Exactly as written, quote every line that follows, skipping the images.

# # # # # # #

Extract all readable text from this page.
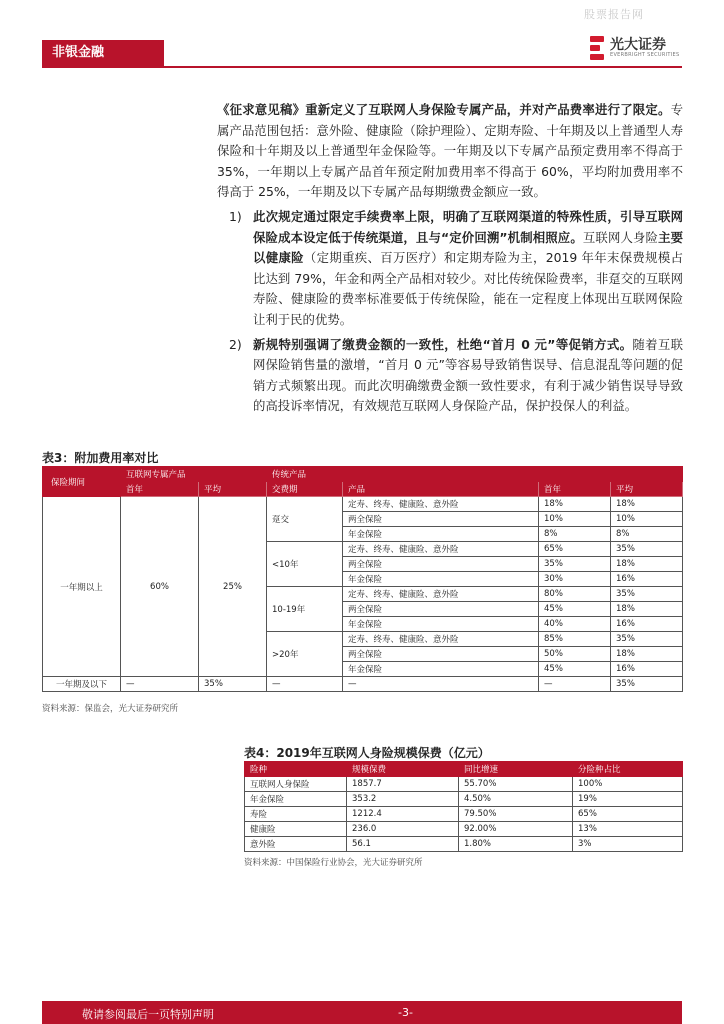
股票报告网
非银金融	光大证券
EVERBRIGHT SECURITIES
《征求意见稿》重新定义了互联网人身保险专属产品，并对产品费率进行了限定。专属产品范围包括：意外险、健康险（除护理险）、定期寿险、十年期及以上普通型人寿保险和十年期及以上普通型年金保险等。一年期及以下专属产品预定费用率不得高于 35%，一年期以上专属产品首年预定附加费用率不得高于 60%，平均附加费用率不得高于 25%，一年期及以下专属产品每期缴费金额应一致。
1) 此次规定通过限定手续费率上限，明确了互联网渠道的特殊性质，引导互联网保险成本设定低于传统渠道，且与“定价回溯”机制相照应。互联网人身险主要以健康险（定期重疾、百万医疗）和定期寿险为主，2019 年年末保费规模占比达到 79%，年金和两全产品相对较少。对比传统保险费率，非趸交的互联网寿险、健康险的费率标准要低于传统保险，能在一定程度上体现出互联网保险让利于民的优势。
2) 新规特别强调了缴费金额的一致性，杜绝“首月 0 元”等促销方式。随着互联网保险销售量的激增，“首月 0 元”等容易导致销售误导、信息混乱等问题的促销方式频繁出现。而此次明确缴费金额一致性要求，有利于减少销售误导导致的高投诉率情况，有效规范互联网人身保险产品，保护投保人的利益。
表3：附加费用率对比
保险期间	互联网专属产品		传统产品			
	首年	平均	交费期	产品	首年	平均
一年期以上	60%	25%	趸交	定寿、终寿、健康险、意外险	18%	18%
				两全保险	10%	10%
				年金保险	8%	8%
			<10年	定寿、终寿、健康险、意外险	65%	35%
				两全保险	35%	18%
				年金保险	30%	16%
			10-19年	定寿、终寿、健康险、意外险	80%	35%
				两全保险	45%	18%
				年金保险	40%	16%
			>20年	定寿、终寿、健康险、意外险	85%	35%
				两全保险	50%	18%
				年金保险	45%	16%
一年期及以下	—	35%	—	—	—	35%
资料来源：保监会，光大证券研究所
表4：2019年互联网人身险规模保费（亿元）
险种	规模保费	同比增速	分险种占比
互联网人身保险	1857.7	55.70%	100%
年金保险	353.2	4.50%	19%
寿险	1212.4	79.50%	65%
健康险	236.0	92.00%	13%
意外险	56.1	1.80%	3%
资料来源：中国保险行业协会，光大证券研究所
敬请参阅最后一页特别声明	-3-
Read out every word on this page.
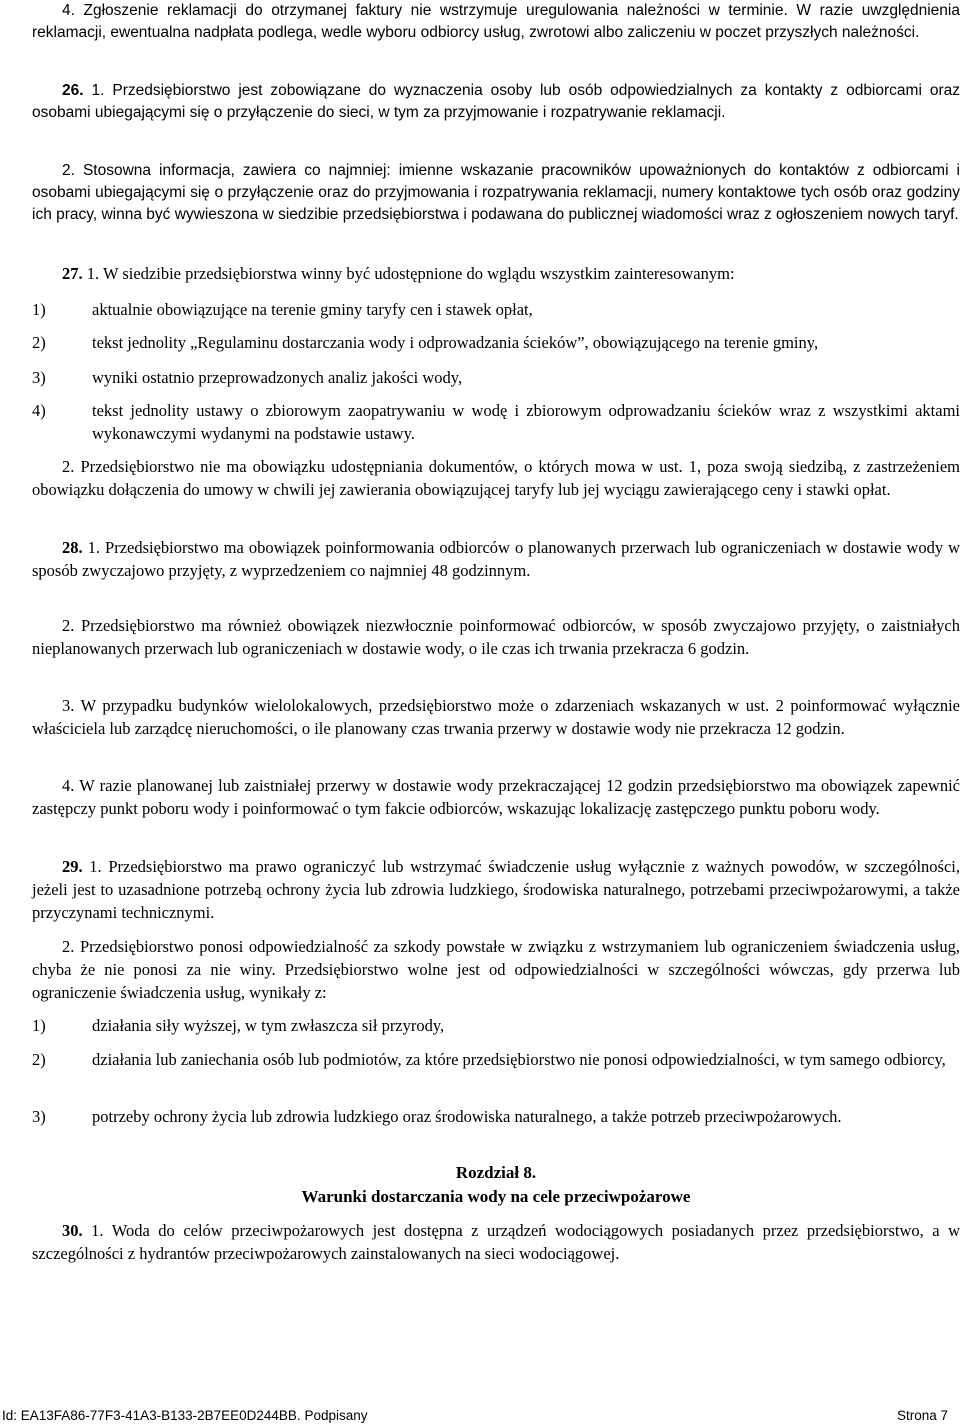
4. Zgłoszenie reklamacji do otrzymanej faktury nie wstrzymuje uregulowania należności w terminie. W razie uwzględnienia reklamacji, ewentualna nadpłata podlega, wedle wyboru odbiorcy usług, zwrotowi albo zaliczeniu w poczet przyszłych należności.

26. 1. Przedsiębiorstwo jest zobowiązane do wyznaczenia osoby lub osób odpowiedzialnych za kontakty z odbiorcami oraz osobami ubiegającymi się o przyłączenie do sieci, w tym za przyjmowanie i rozpatrywanie reklamacji.

2. Stosowna informacja, zawiera co najmniej: imienne wskazanie pracowników upoważnionych do kontaktów z odbiorcami i osobami ubiegającymi się o przyłączenie oraz do przyjmowania i rozpatrywania reklamacji, numery kontaktowe tych osób oraz godziny ich pracy, winna być wywieszona w siedzibie przedsiębiorstwa i podawana do publicznej wiadomości wraz z ogłoszeniem nowych taryf.

27. 1. W siedzibie przedsiębiorstwa winny być udostępnione do wglądu wszystkim zainteresowanym:

1)	aktualnie obowiązujące na terenie gminy taryfy cen i stawek opłat,
2)	tekst jednolity „Regulaminu dostarczania wody i odprowadzania ścieków”, obowiązującego na terenie gminy,
3)	wyniki ostatnio przeprowadzonych analiz jakości wody,
4)	tekst jednolity ustawy o zbiorowym zaopatrywaniu w wodę i zbiorowym odprowadzaniu ścieków wraz z wszystkimi aktami wykonawczymi wydanymi na podstawie ustawy.

2. Przedsiębiorstwo nie ma obowiązku udostępniania dokumentów, o których mowa w ust. 1, poza swoją siedzibą, z zastrzeżeniem obowiązku dołączenia do umowy w chwili jej zawierania obowiązującej taryfy lub jej wyciągu zawierającego ceny i stawki opłat.

28. 1. Przedsiębiorstwo ma obowiązek poinformowania odbiorców o planowanych przerwach lub ograniczeniach w dostawie wody w sposób zwyczajowo przyjęty, z wyprzedzeniem co najmniej 48 godzinnym.

2. Przedsiębiorstwo ma również obowiązek niezwłocznie poinformować odbiorców, w sposób zwyczajowo przyjęty, o zaistniałych nieplanowanych przerwach lub ograniczeniach w dostawie wody, o ile czas ich trwania przekracza 6 godzin.

3. W przypadku budynków wielolokalowych, przedsiębiorstwo może o zdarzeniach wskazanych w ust. 2 poinformować wyłącznie właściciela lub zarządcę nieruchomości, o ile planowany czas trwania przerwy w dostawie wody nie przekracza 12 godzin.

4. W razie planowanej lub zaistniałej przerwy w dostawie wody przekraczającej 12 godzin przedsiębiorstwo ma obowiązek zapewnić zastępczy punkt poboru wody i poinformować o tym fakcie odbiorców, wskazując lokalizację zastępczego punktu poboru wody.

29. 1. Przedsiębiorstwo ma prawo ograniczyć lub wstrzymać świadczenie usług wyłącznie z ważnych powodów, w szczególności, jeżeli jest to uzasadnione potrzebą ochrony życia lub zdrowia ludzkiego, środowiska naturalnego, potrzebami przeciwpożarowymi, a także przyczynami technicznymi.

2. Przedsiębiorstwo ponosi odpowiedzialność za szkody powstałe w związku z wstrzymaniem lub ograniczeniem świadczenia usług, chyba że nie ponosi za nie winy. Przedsiębiorstwo wolne jest od odpowiedzialności w szczególności wówczas, gdy przerwa lub ograniczenie świadczenia usług, wynikały z:

1)	działania siły wyższej, w tym zwłaszcza sił przyrody,
2)	działania lub zaniechania osób lub podmiotów, za które przedsiębiorstwo nie ponosi odpowiedzialności, w tym samego odbiorcy,
3)	potrzeby ochrony życia lub zdrowia ludzkiego oraz środowiska naturalnego, a także potrzeb przeciwpożarowych.
Rozdział 8.
Warunki dostarczania wody na cele przeciwpożarowe

30. 1. Woda do celów przeciwpożarowych jest dostępna z urządzeń wodociągowych posiadanych przez przedsiębiorstwo, a w szczególności z hydrantów przeciwpożarowych zainstalowanych na sieci wodociągowej.

Id: EA13FA86-77F3-41A3-B133-2B7EE0D244BB. Podpisany	Strona 7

# # # # # # #

→ Result of the task
Extract all readable text from this page.
股票报告网
非银金融	光大证券
EVERBRIGHT SECURITIES
《征求意见稿》重新定义了互联网人身保险专属产品，并对产品费率进行了限定。专属产品范围包括：意外险、健康险（除护理险）、定期寿险、十年期及以上普通型人寿保险和十年期及以上普通型年金保险等。一年期及以下专属产品预定费用率不得高于 35%，一年期以上专属产品首年预定附加费用率不得高于 60%，平均附加费用率不得高于 25%，一年期及以下专属产品每期缴费金额应一致。
1) 此次规定通过限定手续费率上限，明确了互联网渠道的特殊性质，引导互联网保险成本设定低于传统渠道，且与“定价回溯”机制相照应。互联网人身险主要以健康险（定期重疾、百万医疗）和定期寿险为主，2019 年年末保费规模占比达到 79%，年金和两全产品相对较少。对比传统保险费率，非趸交的互联网寿险、健康险的费率标准要低于传统保险，能在一定程度上体现出互联网保险让利于民的优势。
2) 新规特别强调了缴费金额的一致性，杜绝“首月 0 元”等促销方式。随着互联网保险销售量的激增，“首月 0 元”等容易导致销售误导、信息混乱等问题的促销方式频繁出现。而此次明确缴费金额一致性要求，有利于减少销售误导导致的高投诉率情况，有效规范互联网人身保险产品，保护投保人的利益。
表3：附加费用率对比
保险期间	互联网专属产品		传统产品			
	首年	平均	交费期	产品	首年	平均
一年期以上	60%	25%	趸交	定寿、终寿、健康险、意外险	18%	18%
				两全保险	10%	10%
				年金保险	8%	8%
			<10年	定寿、终寿、健康险、意外险	65%	35%
				两全保险	35%	18%
				年金保险	30%	16%
			10-19年	定寿、终寿、健康险、意外险	80%	35%
				两全保险	45%	18%
				年金保险	40%	16%
			>20年	定寿、终寿、健康险、意外险	85%	35%
				两全保险	50%	18%
				年金保险	45%	16%
一年期及以下	—	35%	—	—	—	35%
资料来源：保监会，光大证券研究所
表4：2019年互联网人身险规模保费（亿元）
险种	规模保费	同比增速	分险种占比
互联网人身保险	1857.7	55.70%	100%
年金保险	353.2	4.50%	19%
寿险	1212.4	79.50%	65%
健康险	236.0	92.00%	13%
意外险	56.1	1.80%	3%
资料来源：中国保险行业协会，光大证券研究所
敬请参阅最后一页特别声明	-3-
Read out every word on this page.
4. Zgłoszenie reklamacji do otrzymanej faktury nie wstrzymuje uregulowania należności w terminie. W razie uwzględnienia reklamacji, ewentualna nadpłata podlega, wedle wyboru odbiorcy usług, zwrotowi albo zaliczeniu w poczet przyszłych należności.

26. 1. Przedsiębiorstwo jest zobowiązane do wyznaczenia osoby lub osób odpowiedzialnych za kontakty z odbiorcami oraz osobami ubiegającymi się o przyłączenie do sieci, w tym za przyjmowanie i rozpatrywanie reklamacji.

2. Stosowna informacja, zawiera co najmniej: imienne wskazanie pracowników upoważnionych do kontaktów z odbiorcami i osobami ubiegającymi się o przyłączenie oraz do przyjmowania i rozpatrywania reklamacji, numery kontaktowe tych osób oraz godziny ich pracy, winna być wywieszona w siedzibie przedsiębiorstwa i podawana do publicznej wiadomości wraz z ogłoszeniem nowych taryf.

27. 1. W siedzibie przedsiębiorstwa winny być udostępnione do wglądu wszystkim zainteresowanym:

1)	aktualnie obowiązujące na terenie gminy taryfy cen i stawek opłat,
2)	tekst jednolity „Regulaminu dostarczania wody i odprowadzania ścieków”, obowiązującego na terenie gminy,
3)	wyniki ostatnio przeprowadzonych analiz jakości wody,
4)	tekst jednolity ustawy o zbiorowym zaopatrywaniu w wodę i zbiorowym odprowadzaniu ścieków wraz z wszystkimi aktami wykonawczymi wydanymi na podstawie ustawy.

2. Przedsiębiorstwo nie ma obowiązku udostępniania dokumentów, o których mowa w ust. 1, poza swoją siedzibą, z zastrzeżeniem obowiązku dołączenia do umowy w chwili jej zawierania obowiązującej taryfy lub jej wyciągu zawierającego ceny i stawki opłat.

28. 1. Przedsiębiorstwo ma obowiązek poinformowania odbiorców o planowanych przerwach lub ograniczeniach w dostawie wody w sposób zwyczajowo przyjęty, z wyprzedzeniem co najmniej 48 godzinnym.

2. Przedsiębiorstwo ma również obowiązek niezwłocznie poinformować odbiorców, w sposób zwyczajowo przyjęty, o zaistniałych nieplanowanych przerwach lub ograniczeniach w dostawie wody, o ile czas ich trwania przekracza 6 godzin.

3. W przypadku budynków wielolokalowych, przedsiębiorstwo może o zdarzeniach wskazanych w ust. 2 poinformować wyłącznie właściciela lub zarządcę nieruchomości, o ile planowany czas trwania przerwy w dostawie wody nie przekracza 12 godzin.

4. W razie planowanej lub zaistniałej przerwy w dostawie wody przekraczającej 12 godzin przedsiębiorstwo ma obowiązek zapewnić zastępczy punkt poboru wody i poinformować o tym fakcie odbiorców, wskazując lokalizację zastępczego punktu poboru wody.

29. 1. Przedsiębiorstwo ma prawo ograniczyć lub wstrzymać świadczenie usług wyłącznie z ważnych powodów, w szczególności, jeżeli jest to uzasadnione potrzebą ochrony życia lub zdrowia ludzkiego, środowiska naturalnego, potrzebami przeciwpożarowymi, a także przyczynami technicznymi.

2. Przedsiębiorstwo ponosi odpowiedzialność za szkody powstałe w związku z wstrzymaniem lub ograniczeniem świadczenia usług, chyba że nie ponosi za nie winy. Przedsiębiorstwo wolne jest od odpowiedzialności w szczególności wówczas, gdy przerwa lub ograniczenie świadczenia usług, wynikały z:

1)	działania siły wyższej, w tym zwłaszcza sił przyrody,
2)	działania lub zaniechania osób lub podmiotów, za które przedsiębiorstwo nie ponosi odpowiedzialności, w tym samego odbiorcy,
3)	potrzeby ochrony życia lub zdrowia ludzkiego oraz środowiska naturalnego, a także potrzeb przeciwpożarowych.
Rozdział 8.
Warunki dostarczania wody na cele przeciwpożarowe

30. 1. Woda do celów przeciwpożarowych jest dostępna z urządzeń wodociągowych posiadanych przez przedsiębiorstwo, a w szczególności z hydrantów przeciwpożarowych zainstalowanych na sieci wodociągowej.

Id: EA13FA86-77F3-41A3-B133-2B7EE0D244BB. Podpisany	Strona 7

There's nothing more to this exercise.